Short problem » Substitute "list-entry" for each occurrence of "list-item" in the material from the line with "animate-constraint-icon[interactable] xyxy=(486,80,496,90)" to the line with "open-icon[interactable] xyxy=(18,24,30,36)", and reproduce those lines with all else unchanged.

Material for this exercise »
################

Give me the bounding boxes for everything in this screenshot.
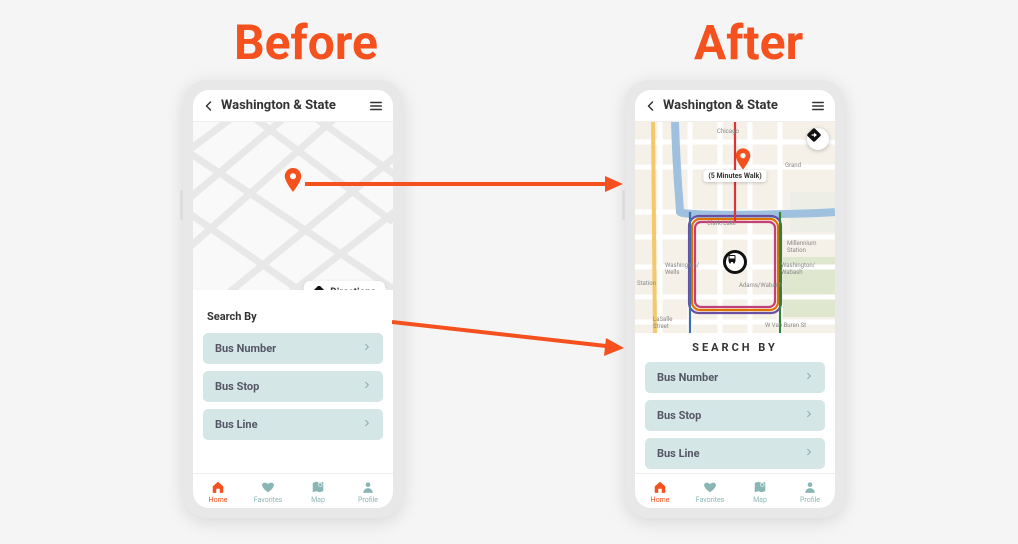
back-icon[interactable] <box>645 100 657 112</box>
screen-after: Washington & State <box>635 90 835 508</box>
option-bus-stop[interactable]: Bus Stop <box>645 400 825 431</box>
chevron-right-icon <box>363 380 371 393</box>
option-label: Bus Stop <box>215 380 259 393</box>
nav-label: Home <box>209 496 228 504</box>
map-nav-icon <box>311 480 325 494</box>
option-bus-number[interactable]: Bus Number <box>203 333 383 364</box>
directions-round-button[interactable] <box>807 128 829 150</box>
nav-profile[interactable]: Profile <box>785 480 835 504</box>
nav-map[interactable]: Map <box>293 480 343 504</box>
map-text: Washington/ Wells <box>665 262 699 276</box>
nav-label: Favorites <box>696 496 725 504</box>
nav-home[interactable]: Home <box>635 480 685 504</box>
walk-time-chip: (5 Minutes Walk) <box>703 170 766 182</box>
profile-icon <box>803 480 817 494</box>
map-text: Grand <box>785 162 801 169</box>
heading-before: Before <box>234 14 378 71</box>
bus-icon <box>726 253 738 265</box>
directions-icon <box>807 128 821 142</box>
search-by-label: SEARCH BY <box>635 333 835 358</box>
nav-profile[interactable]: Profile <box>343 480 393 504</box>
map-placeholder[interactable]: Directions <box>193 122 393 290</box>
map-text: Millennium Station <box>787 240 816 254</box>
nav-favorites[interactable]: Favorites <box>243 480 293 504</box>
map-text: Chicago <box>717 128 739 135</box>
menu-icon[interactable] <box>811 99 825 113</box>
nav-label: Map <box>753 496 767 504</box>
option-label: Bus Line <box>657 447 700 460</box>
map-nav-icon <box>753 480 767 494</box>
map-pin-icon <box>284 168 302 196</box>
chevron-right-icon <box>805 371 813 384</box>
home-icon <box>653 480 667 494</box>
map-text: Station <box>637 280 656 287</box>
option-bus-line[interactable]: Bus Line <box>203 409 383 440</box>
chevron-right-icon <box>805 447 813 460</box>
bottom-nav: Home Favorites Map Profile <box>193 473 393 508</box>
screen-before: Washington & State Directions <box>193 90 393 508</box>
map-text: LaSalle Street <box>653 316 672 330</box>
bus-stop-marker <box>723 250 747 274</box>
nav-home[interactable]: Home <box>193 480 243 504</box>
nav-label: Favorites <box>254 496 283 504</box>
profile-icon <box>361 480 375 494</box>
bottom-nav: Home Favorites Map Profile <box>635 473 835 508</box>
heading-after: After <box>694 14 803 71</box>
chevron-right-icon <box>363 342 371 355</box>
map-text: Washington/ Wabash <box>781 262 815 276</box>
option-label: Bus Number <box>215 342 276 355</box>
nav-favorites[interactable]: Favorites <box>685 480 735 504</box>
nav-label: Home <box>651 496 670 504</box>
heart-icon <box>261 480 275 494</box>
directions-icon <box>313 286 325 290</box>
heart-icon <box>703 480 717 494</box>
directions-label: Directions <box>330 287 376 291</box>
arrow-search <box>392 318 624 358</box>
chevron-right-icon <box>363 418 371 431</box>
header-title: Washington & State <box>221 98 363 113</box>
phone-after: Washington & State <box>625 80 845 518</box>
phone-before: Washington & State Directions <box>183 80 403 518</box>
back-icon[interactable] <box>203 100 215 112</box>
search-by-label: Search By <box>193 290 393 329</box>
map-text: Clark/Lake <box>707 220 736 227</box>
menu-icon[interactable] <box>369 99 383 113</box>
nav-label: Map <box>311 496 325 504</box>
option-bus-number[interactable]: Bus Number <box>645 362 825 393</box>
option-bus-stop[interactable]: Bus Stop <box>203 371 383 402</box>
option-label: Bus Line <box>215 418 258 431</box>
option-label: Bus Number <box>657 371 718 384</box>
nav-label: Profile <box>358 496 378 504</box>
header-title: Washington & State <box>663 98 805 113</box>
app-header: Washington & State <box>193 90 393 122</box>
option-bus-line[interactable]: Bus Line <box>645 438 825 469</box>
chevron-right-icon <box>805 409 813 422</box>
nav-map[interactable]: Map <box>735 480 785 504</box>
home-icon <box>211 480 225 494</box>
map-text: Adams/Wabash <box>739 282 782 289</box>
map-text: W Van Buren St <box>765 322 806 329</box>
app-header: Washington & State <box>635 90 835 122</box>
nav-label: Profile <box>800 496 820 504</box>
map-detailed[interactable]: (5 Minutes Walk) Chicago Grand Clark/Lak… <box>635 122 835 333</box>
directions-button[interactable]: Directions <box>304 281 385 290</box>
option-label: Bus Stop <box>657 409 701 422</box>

################

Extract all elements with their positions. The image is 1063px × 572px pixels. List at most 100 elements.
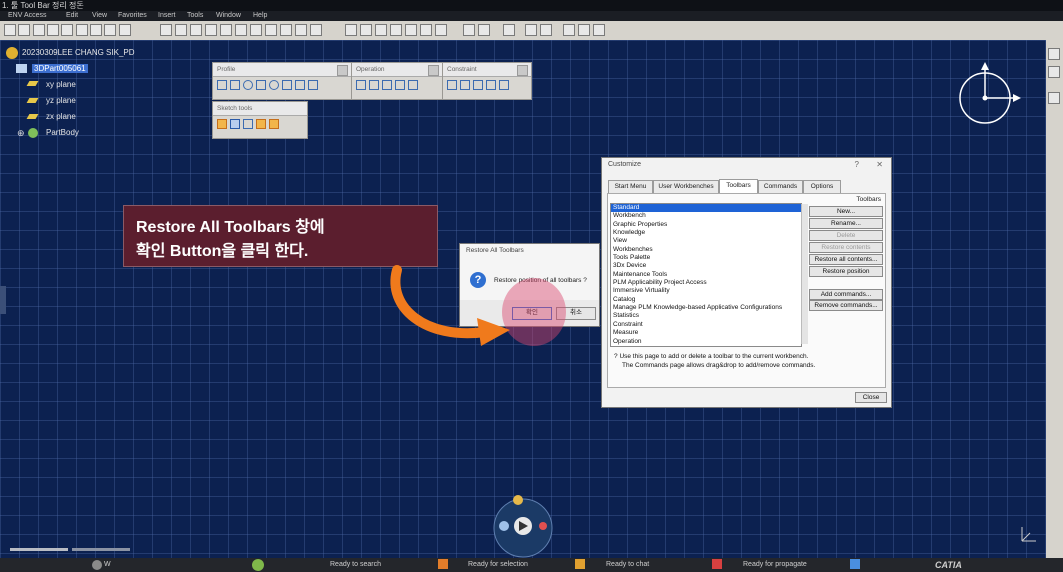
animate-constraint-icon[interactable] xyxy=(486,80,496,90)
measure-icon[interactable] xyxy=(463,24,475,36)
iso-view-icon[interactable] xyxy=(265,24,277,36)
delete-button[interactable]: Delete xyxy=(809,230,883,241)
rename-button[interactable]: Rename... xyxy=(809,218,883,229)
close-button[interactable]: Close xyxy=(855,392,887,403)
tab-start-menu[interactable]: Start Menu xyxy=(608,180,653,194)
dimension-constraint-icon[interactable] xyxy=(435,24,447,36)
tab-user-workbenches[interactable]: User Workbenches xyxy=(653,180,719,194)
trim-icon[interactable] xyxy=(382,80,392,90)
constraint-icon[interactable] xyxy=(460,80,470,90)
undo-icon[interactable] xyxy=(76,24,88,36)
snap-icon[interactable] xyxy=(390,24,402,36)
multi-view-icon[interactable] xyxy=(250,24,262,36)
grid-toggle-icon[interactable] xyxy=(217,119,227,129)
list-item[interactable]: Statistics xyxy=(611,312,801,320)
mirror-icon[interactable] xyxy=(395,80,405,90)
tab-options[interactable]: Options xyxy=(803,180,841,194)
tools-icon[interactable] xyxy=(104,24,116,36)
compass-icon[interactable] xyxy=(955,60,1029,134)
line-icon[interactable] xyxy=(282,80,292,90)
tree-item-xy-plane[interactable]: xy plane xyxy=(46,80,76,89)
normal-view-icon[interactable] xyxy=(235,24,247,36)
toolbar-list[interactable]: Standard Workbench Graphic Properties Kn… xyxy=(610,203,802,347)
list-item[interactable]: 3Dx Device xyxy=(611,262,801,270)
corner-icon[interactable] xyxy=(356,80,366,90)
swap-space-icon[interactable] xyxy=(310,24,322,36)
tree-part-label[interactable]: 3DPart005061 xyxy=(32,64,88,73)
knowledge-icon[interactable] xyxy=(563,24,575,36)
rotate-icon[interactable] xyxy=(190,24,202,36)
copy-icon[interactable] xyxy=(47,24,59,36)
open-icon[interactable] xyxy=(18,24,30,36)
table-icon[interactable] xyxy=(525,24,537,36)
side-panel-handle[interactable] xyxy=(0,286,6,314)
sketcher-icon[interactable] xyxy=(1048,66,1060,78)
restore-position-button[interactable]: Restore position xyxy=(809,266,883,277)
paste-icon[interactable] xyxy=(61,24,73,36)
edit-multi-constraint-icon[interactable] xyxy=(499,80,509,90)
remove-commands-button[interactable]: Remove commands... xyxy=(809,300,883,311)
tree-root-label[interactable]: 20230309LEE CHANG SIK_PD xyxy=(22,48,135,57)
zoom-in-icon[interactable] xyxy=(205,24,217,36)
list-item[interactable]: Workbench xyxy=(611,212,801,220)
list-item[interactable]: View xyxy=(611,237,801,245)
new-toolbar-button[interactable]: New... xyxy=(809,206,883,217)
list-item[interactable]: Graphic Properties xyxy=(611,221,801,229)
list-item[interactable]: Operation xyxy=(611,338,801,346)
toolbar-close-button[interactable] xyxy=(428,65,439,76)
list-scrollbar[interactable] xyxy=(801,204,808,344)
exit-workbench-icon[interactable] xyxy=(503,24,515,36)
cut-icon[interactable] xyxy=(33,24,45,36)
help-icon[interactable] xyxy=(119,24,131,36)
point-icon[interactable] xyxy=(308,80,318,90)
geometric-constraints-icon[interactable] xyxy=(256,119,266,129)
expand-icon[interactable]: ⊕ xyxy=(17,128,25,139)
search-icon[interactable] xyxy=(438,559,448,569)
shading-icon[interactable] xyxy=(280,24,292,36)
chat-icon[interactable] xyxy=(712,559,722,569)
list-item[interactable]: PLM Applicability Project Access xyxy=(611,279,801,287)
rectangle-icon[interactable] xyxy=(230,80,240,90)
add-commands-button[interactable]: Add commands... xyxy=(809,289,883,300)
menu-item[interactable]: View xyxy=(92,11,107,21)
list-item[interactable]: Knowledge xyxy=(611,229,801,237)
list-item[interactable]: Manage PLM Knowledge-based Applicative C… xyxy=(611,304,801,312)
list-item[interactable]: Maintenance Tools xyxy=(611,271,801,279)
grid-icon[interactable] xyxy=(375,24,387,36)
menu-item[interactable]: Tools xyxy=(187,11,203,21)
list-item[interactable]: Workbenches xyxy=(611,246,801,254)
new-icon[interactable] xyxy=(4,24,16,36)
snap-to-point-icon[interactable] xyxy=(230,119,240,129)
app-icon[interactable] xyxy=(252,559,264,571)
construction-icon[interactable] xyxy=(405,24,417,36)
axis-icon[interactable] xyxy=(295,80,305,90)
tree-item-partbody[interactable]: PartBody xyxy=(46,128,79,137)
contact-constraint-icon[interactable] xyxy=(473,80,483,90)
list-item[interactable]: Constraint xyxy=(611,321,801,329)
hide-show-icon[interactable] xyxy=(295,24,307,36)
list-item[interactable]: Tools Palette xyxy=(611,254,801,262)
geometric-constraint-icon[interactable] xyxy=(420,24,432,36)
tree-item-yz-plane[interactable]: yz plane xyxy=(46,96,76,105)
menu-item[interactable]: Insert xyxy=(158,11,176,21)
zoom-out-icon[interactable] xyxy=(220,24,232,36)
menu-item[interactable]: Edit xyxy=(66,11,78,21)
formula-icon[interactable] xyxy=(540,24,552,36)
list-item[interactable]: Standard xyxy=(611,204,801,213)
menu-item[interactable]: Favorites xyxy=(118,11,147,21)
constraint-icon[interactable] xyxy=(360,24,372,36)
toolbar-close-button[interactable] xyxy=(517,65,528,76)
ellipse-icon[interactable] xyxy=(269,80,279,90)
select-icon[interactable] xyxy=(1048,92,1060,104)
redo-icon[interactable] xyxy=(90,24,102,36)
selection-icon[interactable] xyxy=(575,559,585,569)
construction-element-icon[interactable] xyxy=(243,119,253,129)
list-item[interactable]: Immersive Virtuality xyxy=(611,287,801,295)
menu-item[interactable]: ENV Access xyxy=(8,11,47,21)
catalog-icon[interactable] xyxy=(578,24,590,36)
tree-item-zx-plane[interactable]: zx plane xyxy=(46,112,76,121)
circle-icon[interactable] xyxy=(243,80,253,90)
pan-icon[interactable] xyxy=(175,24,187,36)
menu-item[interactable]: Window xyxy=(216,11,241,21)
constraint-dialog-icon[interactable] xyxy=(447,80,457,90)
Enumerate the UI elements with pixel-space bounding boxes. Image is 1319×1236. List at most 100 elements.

################

Task solution »
animate-constraint-icon[interactable] xyxy=(486,80,496,90)
measure-icon[interactable] xyxy=(463,24,475,36)
iso-view-icon[interactable] xyxy=(265,24,277,36)
delete-button[interactable]: Delete xyxy=(809,230,883,241)
rename-button[interactable]: Rename... xyxy=(809,218,883,229)
close-button[interactable]: Close xyxy=(855,392,887,403)
tab-start-menu[interactable]: Start Menu xyxy=(608,180,653,194)
dimension-constraint-icon[interactable] xyxy=(435,24,447,36)
tab-user-workbenches[interactable]: User Workbenches xyxy=(653,180,719,194)
trim-icon[interactable] xyxy=(382,80,392,90)
constraint-icon[interactable] xyxy=(460,80,470,90)
undo-icon[interactable] xyxy=(76,24,88,36)
snap-icon[interactable] xyxy=(390,24,402,36)
multi-view-icon[interactable] xyxy=(250,24,262,36)
grid-toggle-icon[interactable] xyxy=(217,119,227,129)
list-entry[interactable]: Statistics xyxy=(611,312,801,320)
mirror-icon[interactable] xyxy=(395,80,405,90)
tab-options[interactable]: Options xyxy=(803,180,841,194)
tools-icon[interactable] xyxy=(104,24,116,36)
compass-icon[interactable] xyxy=(955,60,1029,134)
line-icon[interactable] xyxy=(282,80,292,90)
tree-item-xy-plane[interactable]: xy plane xyxy=(46,80,76,89)
normal-view-icon[interactable] xyxy=(235,24,247,36)
toolbar-list[interactable]: Standard Workbench Graphic Properties Kn… xyxy=(610,203,802,347)
list-entry[interactable]: 3Dx Device xyxy=(611,262,801,270)
corner-icon[interactable] xyxy=(356,80,366,90)
swap-space-icon[interactable] xyxy=(310,24,322,36)
tree-part-label[interactable]: 3DPart005061 xyxy=(32,64,88,73)
knowledge-icon[interactable] xyxy=(563,24,575,36)
rotate-icon[interactable] xyxy=(190,24,202,36)
copy-icon[interactable] xyxy=(47,24,59,36)
open-icon[interactable] xyxy=(18,24,30,36)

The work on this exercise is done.